*EXERCISE DIRECTIONS:*
Quote the records that follow in full and exactly; leave out the pictures.
_____
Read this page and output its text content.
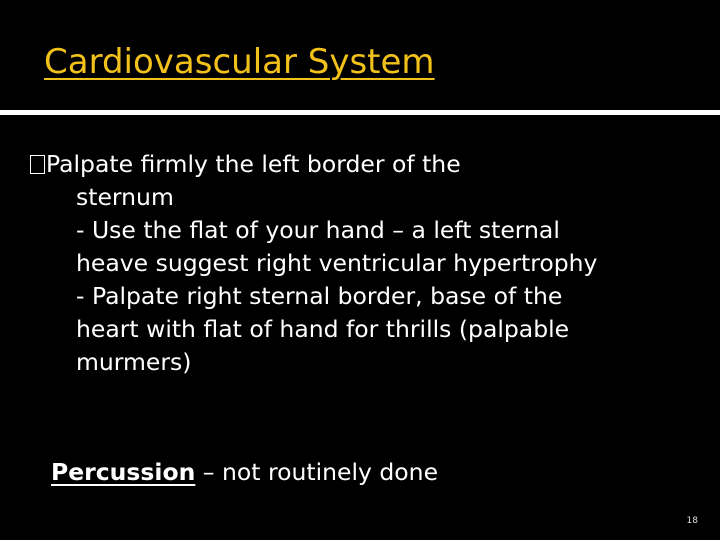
Cardiovascular System
Palpate firmly the left border of the
sternum
- Use the flat of your hand – a left sternal
heave suggest right ventricular hypertrophy
- Palpate right sternal border, base of the
heart with flat of hand for thrills (palpable
murmers)
Percussion – not routinely done
18
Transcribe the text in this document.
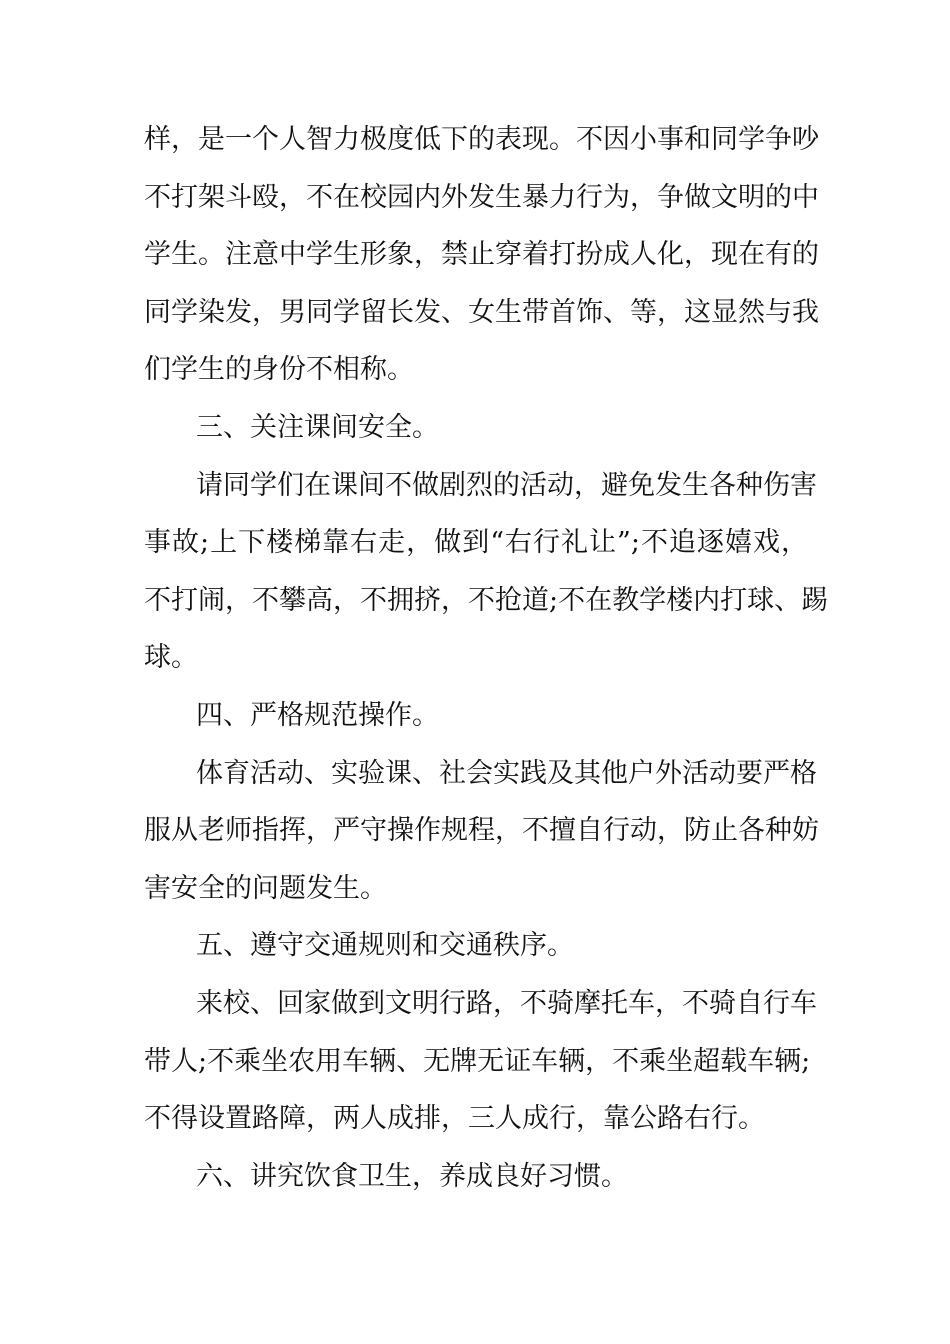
样，是一个人智力极度低下的表现。不因小事和同学争吵
不打架斗殴，不在校园内外发生暴力行为，争做文明的中
学生。注意中学生形象，禁止穿着打扮成人化，现在有的
同学染发，男同学留长发、女生带首饰、等，这显然与我
们学生的身份不相称。
三、关注课间安全。
请同学们在课间不做剧烈的活动，避免发生各种伤害
事故;上下楼梯靠右走，做到“右行礼让”;不追逐嬉戏，
不打闹，不攀高，不拥挤，不抢道;不在教学楼内打球、踢
球。
四、严格规范操作。
体育活动、实验课、社会实践及其他户外活动要严格
服从老师指挥，严守操作规程，不擅自行动，防止各种妨
害安全的问题发生。
五、遵守交通规则和交通秩序。
来校、回家做到文明行路，不骑摩托车，不骑自行车
带人;不乘坐农用车辆、无牌无证车辆，不乘坐超载车辆;
不得设置路障，两人成排，三人成行，靠公路右行。
六、讲究饮食卫生，养成良好习惯。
_____
*OUTPUT OF THE TASK:*
Read this page and output its text content.
Cardiovascular System
Palpate firmly the left border of the
sternum
- Use the flat of your hand – a left sternal
heave suggest right ventricular hypertrophy
- Palpate right sternal border, base of the
heart with flat of hand for thrills (palpable
murmers)
Percussion – not routinely done
18
Transcribe the text in this document.
样，是一个人智力极度低下的表现。不因小事和同学争吵
不打架斗殴，不在校园内外发生暴力行为，争做文明的中
学生。注意中学生形象，禁止穿着打扮成人化，现在有的
同学染发，男同学留长发、女生带首饰、等，这显然与我
们学生的身份不相称。
三、关注课间安全。
请同学们在课间不做剧烈的活动，避免发生各种伤害
事故;上下楼梯靠右走，做到“右行礼让”;不追逐嬉戏，
不打闹，不攀高，不拥挤，不抢道;不在教学楼内打球、踢
球。
四、严格规范操作。
体育活动、实验课、社会实践及其他户外活动要严格
服从老师指挥，严守操作规程，不擅自行动，防止各种妨
害安全的问题发生。
五、遵守交通规则和交通秩序。
来校、回家做到文明行路，不骑摩托车，不骑自行车
带人;不乘坐农用车辆、无牌无证车辆，不乘坐超载车辆;
不得设置路障，两人成排，三人成行，靠公路右行。
六、讲究饮食卫生，养成良好习惯。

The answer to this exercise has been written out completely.